> Prompt
In the records below, find each line containing the word "these" and copy it.

⁂

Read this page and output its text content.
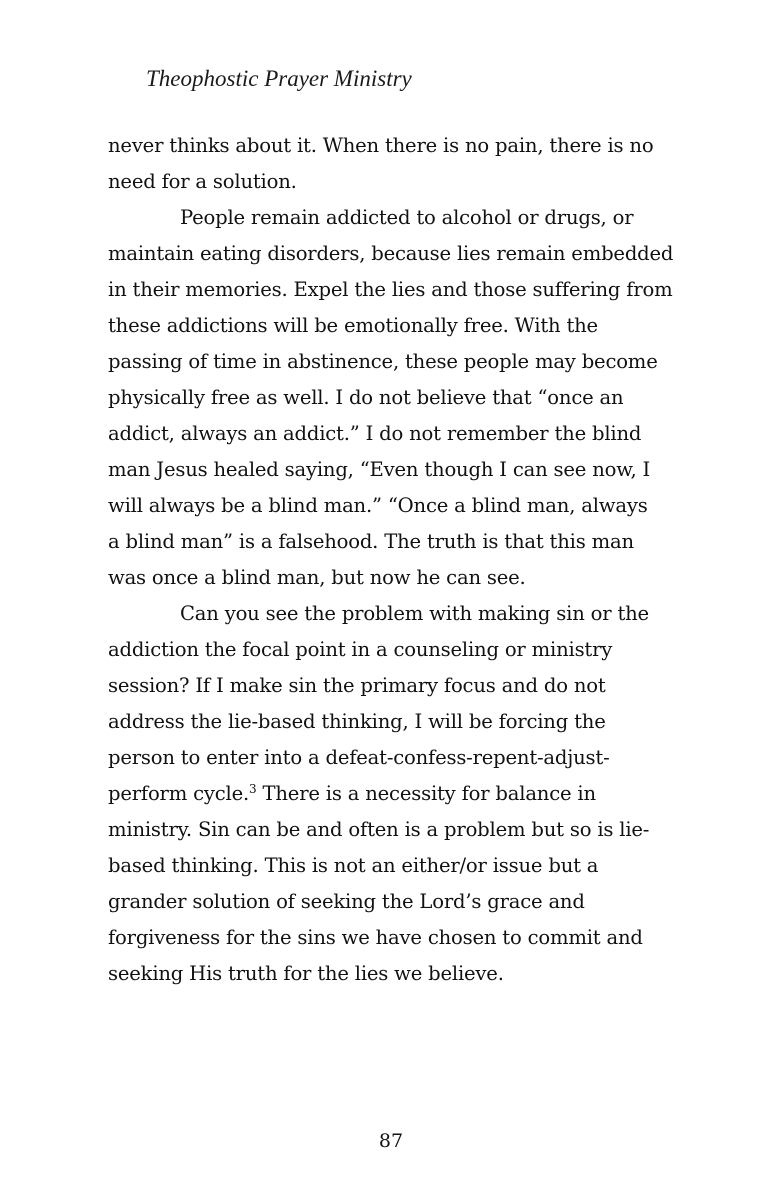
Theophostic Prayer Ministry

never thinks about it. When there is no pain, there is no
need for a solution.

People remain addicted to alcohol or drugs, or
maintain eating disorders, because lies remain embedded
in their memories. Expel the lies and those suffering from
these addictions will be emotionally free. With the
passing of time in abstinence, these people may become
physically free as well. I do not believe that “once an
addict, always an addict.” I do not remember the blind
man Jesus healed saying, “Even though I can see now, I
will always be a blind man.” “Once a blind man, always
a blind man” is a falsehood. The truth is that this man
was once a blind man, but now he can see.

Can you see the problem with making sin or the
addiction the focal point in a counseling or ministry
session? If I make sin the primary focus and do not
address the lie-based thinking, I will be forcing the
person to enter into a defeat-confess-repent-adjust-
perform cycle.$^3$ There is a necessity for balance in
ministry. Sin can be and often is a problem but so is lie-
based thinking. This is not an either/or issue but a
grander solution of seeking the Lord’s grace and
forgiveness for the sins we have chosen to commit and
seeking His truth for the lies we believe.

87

⁂

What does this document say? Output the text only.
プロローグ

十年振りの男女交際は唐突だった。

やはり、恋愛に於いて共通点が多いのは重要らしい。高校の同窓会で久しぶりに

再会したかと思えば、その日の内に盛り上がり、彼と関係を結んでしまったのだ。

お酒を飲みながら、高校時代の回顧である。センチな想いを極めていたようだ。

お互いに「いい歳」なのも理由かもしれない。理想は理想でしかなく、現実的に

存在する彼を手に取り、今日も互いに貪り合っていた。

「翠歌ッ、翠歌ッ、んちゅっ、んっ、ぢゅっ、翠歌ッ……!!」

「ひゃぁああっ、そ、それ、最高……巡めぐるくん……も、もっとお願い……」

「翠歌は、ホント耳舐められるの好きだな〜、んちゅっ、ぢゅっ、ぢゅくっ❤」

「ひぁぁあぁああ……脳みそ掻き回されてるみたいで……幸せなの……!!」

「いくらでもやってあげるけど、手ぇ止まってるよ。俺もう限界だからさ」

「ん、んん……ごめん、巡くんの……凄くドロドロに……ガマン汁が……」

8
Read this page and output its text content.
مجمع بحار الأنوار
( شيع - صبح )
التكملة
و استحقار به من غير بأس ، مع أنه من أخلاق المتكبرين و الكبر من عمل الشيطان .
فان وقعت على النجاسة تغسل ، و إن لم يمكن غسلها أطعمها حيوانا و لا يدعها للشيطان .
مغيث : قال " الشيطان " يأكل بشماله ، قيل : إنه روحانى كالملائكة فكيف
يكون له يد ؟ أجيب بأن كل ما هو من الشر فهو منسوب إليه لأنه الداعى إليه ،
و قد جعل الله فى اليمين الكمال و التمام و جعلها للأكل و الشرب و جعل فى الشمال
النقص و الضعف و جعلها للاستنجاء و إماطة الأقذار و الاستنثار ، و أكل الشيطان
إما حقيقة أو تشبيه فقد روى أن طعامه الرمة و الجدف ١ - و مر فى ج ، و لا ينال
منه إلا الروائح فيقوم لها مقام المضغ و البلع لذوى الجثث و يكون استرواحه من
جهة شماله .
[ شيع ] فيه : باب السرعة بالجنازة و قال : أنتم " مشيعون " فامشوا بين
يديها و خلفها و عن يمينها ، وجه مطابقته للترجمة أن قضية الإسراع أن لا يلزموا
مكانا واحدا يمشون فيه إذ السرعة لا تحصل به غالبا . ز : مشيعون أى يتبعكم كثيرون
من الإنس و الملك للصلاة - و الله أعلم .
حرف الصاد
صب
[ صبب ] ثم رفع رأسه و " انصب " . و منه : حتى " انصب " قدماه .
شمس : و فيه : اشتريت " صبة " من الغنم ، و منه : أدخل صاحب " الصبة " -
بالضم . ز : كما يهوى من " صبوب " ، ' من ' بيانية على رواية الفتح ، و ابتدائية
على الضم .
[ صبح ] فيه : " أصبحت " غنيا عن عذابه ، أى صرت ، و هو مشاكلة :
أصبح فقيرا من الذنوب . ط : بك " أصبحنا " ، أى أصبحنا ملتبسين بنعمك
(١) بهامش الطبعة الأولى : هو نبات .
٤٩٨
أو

⁂

> In response
these addictions will be emotionally free. With the
passing of time in abstinence, these people may become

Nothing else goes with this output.